# [YOUR TASK]
Filter out everything except lines holding "железнодорожных".

(Extracted data entries)
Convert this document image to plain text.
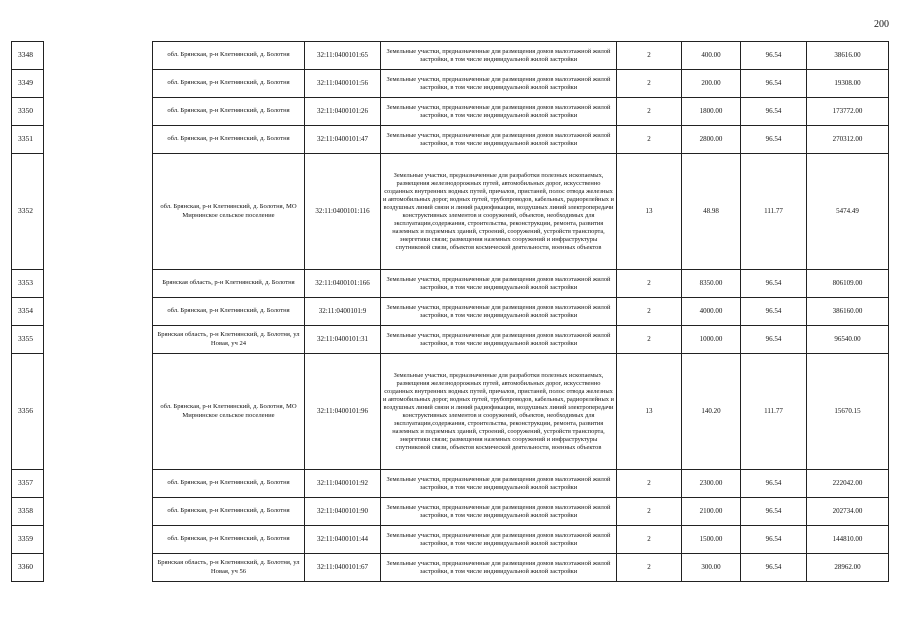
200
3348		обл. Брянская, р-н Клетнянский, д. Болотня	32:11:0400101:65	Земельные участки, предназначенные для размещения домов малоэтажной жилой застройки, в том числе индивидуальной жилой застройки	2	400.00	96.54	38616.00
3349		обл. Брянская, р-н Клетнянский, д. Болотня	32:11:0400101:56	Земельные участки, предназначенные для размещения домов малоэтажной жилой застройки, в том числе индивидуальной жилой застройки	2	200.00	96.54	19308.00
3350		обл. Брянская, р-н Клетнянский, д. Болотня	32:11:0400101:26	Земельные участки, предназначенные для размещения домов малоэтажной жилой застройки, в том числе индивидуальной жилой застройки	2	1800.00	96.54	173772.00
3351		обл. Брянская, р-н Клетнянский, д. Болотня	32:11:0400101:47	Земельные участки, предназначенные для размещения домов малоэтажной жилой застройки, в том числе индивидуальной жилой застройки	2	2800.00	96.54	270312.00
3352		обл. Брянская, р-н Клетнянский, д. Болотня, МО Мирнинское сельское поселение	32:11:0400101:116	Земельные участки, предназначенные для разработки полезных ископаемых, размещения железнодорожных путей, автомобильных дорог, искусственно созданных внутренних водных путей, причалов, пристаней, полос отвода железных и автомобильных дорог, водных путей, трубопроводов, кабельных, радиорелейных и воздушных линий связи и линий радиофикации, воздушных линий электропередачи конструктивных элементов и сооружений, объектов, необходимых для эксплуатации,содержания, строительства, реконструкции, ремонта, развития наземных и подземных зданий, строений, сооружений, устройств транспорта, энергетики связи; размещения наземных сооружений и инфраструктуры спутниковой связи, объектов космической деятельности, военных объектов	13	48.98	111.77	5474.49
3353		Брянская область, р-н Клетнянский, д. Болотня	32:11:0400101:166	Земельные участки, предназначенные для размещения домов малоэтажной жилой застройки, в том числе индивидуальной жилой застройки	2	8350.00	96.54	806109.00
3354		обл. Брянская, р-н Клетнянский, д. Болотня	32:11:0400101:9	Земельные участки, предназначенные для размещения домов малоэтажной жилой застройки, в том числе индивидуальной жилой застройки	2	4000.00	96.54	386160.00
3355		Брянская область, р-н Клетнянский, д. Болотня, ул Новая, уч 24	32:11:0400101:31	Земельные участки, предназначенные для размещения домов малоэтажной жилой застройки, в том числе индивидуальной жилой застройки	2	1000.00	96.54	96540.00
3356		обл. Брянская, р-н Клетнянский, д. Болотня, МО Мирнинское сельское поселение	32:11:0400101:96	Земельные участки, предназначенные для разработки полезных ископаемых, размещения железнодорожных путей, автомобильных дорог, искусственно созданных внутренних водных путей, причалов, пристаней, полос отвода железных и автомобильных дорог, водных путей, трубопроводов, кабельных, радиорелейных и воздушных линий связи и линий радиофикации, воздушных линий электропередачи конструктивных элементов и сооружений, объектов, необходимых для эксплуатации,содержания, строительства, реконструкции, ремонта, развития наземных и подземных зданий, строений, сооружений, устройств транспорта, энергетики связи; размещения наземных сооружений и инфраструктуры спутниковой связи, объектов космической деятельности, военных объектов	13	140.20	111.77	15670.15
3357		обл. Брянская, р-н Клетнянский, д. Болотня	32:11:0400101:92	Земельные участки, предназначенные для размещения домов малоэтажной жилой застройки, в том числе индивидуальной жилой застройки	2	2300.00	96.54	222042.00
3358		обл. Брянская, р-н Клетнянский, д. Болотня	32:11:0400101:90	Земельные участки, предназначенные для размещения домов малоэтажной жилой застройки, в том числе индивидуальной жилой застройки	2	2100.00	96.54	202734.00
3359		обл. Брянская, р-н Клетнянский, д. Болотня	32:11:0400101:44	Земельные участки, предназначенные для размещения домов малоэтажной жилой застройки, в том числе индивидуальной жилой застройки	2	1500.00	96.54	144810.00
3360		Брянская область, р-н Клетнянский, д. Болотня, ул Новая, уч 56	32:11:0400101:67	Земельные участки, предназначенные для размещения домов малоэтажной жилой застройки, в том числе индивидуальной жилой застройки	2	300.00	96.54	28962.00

# [WORKED SOLUTION]
3352		обл. Брянская, р-н Клетнянский, д. Болотня, МО Мирнинское сельское поселение	32:11:0400101:116	Земельные участки, предназначенные для разработки полезных ископаемых, размещения железнодорожных путей, автомобильных дорог, искусственно созданных внутренних водных путей, причалов, пристаней, полос отвода железных и автомобильных дорог, водных путей, трубопроводов, кабельных, радиорелейных и воздушных линий связи и линий радиофикации, воздушных линий электропередачи конструктивных элементов и сооружений, объектов, необходимых для эксплуатации,содержания, строительства, реконструкции, ремонта, развития наземных и подземных зданий, строений, сооружений, устройств транспорта, энергетики связи; размещения наземных сооружений и инфраструктуры спутниковой связи, объектов космической деятельности, военных объектов	13	48.98	111.77	5474.49
3356		обл. Брянская, р-н Клетнянский, д. Болотня, МО Мирнинское сельское поселение	32:11:0400101:96	Земельные участки, предназначенные для разработки полезных ископаемых, размещения железнодорожных путей, автомобильных дорог, искусственно созданных внутренних водных путей, причалов, пристаней, полос отвода железных и автомобильных дорог, водных путей, трубопроводов, кабельных, радиорелейных и воздушных линий связи и линий радиофикации, воздушных линий электропередачи конструктивных элементов и сооружений, объектов, необходимых для эксплуатации,содержания, строительства, реконструкции, ремонта, развития наземных и подземных зданий, строений, сооружений, устройств транспорта, энергетики связи; размещения наземных сооружений и инфраструктуры спутниковой связи, объектов космической деятельности, военных объектов	13	140.20	111.77	15670.15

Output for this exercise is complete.